What to produce
Work through the following lines and count those that hold the word "kensington". Reply with that number only.

The data
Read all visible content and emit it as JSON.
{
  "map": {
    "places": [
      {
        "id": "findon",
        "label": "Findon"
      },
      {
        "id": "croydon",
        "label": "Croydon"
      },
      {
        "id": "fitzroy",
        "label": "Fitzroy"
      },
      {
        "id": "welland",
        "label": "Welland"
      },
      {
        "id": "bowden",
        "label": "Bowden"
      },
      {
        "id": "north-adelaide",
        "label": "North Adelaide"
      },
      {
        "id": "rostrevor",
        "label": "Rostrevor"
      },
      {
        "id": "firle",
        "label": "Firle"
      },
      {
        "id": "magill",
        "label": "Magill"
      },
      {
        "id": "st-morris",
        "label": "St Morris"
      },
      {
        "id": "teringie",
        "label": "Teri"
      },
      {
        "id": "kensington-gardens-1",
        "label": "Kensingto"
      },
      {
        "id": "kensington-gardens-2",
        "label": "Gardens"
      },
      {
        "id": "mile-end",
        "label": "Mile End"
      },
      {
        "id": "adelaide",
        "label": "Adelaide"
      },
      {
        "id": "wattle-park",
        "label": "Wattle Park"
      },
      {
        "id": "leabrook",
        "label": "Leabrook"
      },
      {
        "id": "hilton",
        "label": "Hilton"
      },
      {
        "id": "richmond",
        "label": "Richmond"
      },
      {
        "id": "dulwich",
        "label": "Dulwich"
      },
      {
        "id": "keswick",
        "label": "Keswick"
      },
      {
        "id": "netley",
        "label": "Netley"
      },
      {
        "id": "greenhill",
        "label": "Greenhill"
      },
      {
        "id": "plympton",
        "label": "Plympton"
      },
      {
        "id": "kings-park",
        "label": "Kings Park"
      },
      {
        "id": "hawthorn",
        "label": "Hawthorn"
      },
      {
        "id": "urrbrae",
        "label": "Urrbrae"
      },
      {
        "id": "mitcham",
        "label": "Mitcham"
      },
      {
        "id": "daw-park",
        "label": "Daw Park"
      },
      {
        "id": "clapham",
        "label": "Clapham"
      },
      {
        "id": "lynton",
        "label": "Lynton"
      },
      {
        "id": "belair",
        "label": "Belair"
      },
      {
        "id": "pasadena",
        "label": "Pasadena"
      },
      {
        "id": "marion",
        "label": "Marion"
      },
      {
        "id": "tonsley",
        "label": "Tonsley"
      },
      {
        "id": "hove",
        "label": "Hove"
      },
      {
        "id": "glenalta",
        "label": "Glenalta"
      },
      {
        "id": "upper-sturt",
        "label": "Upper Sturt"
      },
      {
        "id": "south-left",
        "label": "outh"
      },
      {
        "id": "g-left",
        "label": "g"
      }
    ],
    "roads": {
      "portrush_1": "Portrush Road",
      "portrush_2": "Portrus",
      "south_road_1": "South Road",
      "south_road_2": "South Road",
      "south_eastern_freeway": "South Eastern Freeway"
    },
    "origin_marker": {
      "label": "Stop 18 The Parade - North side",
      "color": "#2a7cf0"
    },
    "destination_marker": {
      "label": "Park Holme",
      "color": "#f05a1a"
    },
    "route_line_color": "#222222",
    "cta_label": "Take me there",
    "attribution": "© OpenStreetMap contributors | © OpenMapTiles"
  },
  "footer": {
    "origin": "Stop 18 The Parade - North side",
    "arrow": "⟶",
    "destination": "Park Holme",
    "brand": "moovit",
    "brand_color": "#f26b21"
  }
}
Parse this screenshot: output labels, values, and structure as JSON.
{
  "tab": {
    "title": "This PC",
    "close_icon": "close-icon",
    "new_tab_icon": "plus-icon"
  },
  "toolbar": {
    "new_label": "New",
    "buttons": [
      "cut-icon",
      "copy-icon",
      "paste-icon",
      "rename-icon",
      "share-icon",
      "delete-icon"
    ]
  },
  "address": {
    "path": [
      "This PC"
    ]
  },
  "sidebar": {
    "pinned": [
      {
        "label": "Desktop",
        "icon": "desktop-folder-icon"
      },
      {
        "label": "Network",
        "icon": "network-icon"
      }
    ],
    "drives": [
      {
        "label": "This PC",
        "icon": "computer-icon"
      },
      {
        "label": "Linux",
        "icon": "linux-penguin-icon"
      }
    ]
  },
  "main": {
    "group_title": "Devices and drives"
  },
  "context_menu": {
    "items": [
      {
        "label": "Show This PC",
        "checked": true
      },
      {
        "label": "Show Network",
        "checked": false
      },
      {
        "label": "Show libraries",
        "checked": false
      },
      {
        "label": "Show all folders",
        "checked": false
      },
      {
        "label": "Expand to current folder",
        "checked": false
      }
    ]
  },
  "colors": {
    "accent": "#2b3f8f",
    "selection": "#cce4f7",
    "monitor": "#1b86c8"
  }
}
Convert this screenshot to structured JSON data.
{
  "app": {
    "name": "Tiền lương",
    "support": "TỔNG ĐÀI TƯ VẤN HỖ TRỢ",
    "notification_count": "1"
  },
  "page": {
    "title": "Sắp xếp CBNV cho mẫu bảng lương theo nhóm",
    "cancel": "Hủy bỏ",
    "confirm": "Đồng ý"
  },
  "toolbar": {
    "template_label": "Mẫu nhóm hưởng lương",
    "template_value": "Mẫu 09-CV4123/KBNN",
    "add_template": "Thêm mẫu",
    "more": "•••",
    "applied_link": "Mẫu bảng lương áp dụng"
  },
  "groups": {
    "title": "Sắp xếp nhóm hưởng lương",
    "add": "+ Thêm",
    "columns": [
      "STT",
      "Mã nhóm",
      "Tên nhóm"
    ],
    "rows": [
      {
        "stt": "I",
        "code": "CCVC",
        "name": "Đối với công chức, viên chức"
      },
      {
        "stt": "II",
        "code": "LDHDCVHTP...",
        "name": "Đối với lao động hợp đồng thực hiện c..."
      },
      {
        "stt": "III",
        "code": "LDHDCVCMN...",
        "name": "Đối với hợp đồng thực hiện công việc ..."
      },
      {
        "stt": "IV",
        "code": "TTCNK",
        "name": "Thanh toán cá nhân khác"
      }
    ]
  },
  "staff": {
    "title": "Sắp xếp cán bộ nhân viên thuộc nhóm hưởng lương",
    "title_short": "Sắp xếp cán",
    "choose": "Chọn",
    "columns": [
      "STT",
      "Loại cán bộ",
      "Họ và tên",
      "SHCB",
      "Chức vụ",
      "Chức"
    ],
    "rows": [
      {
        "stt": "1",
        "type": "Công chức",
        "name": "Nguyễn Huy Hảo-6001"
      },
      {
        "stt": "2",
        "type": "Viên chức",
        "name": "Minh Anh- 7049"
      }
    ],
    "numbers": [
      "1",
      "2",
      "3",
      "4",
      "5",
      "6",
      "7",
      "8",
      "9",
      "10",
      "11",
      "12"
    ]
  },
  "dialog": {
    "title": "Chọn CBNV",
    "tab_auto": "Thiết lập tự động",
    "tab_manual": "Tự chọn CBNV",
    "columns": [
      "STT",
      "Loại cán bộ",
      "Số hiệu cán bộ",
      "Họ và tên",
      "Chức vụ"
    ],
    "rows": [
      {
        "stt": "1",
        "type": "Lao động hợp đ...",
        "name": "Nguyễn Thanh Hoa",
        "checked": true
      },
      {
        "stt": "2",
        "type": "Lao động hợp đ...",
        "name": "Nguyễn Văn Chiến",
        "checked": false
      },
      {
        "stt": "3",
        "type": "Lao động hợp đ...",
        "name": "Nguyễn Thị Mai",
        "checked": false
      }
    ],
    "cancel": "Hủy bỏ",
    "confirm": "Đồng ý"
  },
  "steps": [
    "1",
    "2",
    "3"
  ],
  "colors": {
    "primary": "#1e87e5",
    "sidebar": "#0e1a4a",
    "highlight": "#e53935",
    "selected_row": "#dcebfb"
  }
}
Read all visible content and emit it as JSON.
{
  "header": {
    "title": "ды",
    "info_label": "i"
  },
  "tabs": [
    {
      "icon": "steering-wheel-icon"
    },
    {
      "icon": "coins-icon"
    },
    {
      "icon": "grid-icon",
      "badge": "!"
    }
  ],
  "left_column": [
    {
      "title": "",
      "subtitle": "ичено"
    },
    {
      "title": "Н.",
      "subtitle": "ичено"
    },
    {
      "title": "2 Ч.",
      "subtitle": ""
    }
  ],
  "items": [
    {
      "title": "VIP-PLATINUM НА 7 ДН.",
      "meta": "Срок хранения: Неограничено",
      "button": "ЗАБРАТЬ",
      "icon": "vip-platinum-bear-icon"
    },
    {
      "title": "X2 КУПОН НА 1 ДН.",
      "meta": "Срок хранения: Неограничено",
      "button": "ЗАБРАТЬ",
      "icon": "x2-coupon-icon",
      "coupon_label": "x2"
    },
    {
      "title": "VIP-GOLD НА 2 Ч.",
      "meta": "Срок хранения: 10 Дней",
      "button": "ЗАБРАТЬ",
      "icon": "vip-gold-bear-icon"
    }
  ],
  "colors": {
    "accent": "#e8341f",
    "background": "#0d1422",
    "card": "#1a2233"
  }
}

Exercise output
2